## Listed entries
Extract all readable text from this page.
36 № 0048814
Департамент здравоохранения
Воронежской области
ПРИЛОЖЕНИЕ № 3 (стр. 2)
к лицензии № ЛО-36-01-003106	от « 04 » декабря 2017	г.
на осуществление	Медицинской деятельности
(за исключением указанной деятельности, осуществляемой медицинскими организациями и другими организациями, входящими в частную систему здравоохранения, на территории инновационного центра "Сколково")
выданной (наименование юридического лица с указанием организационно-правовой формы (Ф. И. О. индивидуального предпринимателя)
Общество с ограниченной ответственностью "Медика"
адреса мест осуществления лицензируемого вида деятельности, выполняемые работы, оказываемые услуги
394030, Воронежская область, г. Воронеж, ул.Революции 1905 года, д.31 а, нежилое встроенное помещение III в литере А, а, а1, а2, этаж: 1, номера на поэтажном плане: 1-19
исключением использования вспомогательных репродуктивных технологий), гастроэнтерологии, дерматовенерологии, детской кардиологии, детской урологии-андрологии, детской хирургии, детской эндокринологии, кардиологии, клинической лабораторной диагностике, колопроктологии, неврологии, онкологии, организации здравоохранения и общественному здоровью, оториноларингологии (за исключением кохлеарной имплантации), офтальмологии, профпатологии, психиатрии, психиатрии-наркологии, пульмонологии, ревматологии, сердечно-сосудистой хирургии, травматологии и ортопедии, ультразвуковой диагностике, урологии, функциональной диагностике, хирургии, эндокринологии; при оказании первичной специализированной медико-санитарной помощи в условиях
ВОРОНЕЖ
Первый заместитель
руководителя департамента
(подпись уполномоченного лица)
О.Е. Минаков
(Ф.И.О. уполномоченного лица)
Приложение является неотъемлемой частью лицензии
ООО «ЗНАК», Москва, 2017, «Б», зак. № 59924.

## Task statement
In the records above, find the lines containing "лицензии" and copy them.

## Answer for the task
к лицензии № ЛО-36-01-003106	от « 04 » декабря 2017	г.
Приложение является неотъемлемой частью лицензии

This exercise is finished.